Only lines holding the string "سپرده" are wanted; copy each one from the material.

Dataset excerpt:
◆ ◆ ◆

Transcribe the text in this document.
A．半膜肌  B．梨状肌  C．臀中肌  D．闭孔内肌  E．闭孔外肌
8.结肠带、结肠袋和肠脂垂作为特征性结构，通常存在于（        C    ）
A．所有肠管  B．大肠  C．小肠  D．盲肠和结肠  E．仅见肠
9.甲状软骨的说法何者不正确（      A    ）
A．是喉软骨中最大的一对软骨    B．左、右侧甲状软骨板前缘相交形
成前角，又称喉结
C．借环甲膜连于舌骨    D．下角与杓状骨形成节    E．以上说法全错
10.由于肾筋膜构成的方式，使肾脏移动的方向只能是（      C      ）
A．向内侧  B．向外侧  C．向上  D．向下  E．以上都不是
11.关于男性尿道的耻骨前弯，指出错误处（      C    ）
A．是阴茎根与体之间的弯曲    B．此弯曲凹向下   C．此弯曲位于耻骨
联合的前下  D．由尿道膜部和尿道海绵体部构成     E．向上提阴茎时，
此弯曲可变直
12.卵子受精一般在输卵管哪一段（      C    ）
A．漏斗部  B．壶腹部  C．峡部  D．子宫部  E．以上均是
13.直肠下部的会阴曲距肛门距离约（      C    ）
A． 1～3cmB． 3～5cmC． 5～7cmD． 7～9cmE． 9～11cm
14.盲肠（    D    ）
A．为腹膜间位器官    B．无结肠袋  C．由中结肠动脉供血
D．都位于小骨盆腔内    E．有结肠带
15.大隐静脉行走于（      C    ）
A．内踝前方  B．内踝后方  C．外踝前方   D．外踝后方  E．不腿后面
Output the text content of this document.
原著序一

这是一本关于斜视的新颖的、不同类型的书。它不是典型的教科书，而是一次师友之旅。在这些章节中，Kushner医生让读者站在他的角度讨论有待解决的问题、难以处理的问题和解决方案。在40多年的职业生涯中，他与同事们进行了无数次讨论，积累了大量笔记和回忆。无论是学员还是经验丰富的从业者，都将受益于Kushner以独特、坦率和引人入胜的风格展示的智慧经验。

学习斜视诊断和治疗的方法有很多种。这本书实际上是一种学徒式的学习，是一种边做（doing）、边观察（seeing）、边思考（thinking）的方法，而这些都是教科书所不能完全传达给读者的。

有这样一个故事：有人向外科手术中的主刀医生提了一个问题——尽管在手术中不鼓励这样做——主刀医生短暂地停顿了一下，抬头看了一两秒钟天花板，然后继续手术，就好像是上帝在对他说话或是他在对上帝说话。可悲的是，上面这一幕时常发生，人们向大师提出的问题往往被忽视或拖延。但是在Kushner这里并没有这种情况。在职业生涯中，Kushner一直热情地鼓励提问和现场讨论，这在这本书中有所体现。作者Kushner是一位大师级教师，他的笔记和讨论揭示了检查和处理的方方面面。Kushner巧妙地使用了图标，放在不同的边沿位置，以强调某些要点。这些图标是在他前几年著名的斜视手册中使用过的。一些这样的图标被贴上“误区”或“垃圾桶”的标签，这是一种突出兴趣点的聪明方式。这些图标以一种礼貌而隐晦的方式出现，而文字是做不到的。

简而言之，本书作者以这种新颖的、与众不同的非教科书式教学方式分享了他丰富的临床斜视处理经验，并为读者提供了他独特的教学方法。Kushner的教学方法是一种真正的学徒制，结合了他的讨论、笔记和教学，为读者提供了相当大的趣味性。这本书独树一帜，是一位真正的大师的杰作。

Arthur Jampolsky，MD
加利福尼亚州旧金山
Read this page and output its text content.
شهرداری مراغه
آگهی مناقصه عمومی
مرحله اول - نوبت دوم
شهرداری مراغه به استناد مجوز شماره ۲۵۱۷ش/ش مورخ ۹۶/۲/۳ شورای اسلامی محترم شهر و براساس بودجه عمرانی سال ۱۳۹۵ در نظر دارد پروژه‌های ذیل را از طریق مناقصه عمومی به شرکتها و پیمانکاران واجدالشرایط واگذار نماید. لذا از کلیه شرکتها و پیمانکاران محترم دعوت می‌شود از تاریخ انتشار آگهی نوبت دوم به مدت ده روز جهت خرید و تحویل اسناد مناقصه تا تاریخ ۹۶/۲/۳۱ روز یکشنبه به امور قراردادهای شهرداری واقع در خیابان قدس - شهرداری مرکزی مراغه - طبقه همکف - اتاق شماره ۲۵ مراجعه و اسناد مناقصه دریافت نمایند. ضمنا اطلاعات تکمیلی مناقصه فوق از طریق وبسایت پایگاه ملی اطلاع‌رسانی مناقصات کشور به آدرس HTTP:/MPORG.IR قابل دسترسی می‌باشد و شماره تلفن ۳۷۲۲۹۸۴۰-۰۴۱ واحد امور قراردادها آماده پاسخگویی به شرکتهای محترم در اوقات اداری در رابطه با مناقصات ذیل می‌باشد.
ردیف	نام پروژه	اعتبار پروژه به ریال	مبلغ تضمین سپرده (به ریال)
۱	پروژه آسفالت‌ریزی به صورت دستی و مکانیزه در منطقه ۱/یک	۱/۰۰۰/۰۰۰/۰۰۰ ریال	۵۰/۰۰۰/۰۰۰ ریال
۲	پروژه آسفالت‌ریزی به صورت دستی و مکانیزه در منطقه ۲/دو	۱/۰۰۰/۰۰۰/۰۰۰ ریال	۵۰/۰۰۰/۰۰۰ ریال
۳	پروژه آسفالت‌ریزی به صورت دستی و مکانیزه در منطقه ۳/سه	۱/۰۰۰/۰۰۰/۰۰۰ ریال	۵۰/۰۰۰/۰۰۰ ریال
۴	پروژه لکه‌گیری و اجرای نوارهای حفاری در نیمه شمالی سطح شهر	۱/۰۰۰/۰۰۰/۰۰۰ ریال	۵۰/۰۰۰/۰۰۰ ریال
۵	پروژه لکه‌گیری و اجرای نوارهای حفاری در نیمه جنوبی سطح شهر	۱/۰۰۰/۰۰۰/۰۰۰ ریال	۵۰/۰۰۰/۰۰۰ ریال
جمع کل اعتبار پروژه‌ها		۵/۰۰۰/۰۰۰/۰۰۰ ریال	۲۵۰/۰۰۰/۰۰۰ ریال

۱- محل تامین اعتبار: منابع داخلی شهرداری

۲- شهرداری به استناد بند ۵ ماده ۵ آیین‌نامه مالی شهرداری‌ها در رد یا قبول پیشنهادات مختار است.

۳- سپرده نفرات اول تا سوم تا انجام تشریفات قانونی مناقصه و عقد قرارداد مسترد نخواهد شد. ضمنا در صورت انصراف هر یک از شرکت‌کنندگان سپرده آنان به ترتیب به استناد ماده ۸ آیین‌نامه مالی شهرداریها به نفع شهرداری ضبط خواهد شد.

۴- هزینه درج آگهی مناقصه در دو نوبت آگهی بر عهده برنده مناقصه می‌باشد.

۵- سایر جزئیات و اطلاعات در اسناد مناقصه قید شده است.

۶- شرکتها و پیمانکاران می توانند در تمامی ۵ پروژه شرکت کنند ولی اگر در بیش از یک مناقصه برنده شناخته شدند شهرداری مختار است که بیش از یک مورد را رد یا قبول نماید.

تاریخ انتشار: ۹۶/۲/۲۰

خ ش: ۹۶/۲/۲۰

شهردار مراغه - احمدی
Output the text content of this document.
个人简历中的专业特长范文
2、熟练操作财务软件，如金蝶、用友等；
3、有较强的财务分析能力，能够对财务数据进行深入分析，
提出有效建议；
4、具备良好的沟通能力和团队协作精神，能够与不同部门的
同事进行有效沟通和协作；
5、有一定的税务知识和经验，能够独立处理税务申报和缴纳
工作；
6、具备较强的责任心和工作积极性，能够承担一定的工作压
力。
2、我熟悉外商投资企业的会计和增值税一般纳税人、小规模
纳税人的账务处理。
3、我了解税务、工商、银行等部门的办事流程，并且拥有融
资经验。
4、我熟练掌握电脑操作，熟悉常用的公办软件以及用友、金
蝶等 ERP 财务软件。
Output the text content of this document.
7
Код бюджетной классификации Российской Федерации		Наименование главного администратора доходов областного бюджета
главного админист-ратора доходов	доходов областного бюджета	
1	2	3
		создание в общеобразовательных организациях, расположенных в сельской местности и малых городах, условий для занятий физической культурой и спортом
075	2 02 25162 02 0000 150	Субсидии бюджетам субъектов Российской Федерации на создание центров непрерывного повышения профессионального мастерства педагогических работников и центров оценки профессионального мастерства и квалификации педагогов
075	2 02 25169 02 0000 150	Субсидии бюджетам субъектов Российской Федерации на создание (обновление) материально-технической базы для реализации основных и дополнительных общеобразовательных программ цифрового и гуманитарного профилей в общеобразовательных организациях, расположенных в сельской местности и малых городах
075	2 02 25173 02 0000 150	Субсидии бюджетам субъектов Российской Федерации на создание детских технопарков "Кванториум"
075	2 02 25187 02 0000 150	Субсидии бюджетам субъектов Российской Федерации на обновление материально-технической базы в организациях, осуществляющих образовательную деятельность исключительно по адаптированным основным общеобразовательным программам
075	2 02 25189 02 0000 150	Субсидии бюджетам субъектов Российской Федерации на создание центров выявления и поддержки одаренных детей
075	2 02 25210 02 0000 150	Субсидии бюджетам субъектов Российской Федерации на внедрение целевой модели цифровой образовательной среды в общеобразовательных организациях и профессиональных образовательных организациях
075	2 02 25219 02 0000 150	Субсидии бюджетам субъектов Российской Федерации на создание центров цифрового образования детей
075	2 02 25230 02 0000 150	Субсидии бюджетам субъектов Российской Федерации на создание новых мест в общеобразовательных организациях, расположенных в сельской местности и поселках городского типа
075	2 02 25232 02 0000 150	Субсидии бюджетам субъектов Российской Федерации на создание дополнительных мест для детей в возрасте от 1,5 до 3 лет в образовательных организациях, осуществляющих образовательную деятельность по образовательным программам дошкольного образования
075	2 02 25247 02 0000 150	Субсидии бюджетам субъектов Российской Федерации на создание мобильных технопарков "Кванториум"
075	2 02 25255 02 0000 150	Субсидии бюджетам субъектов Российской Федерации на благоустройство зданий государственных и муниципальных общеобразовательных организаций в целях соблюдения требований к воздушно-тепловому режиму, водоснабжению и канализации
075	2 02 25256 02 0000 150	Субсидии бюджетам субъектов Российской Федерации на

◆ ◆ ◆

EXERCISE ANSWER ▸
ردیف	نام پروژه	اعتبار پروژه به ریال	مبلغ تضمین سپرده (به ریال)
۳- سپرده نفرات اول تا سوم تا انجام تشریفات قانونی مناقصه و عقد قرارداد مسترد نخواهد شد. ضمنا در صورت انصراف هر یک از شرکت‌کنندگان سپرده آنان به ترتیب به استناد ماده ۸ آیین‌نامه مالی شهرداریها به نفع شهرداری ضبط خواهد شد.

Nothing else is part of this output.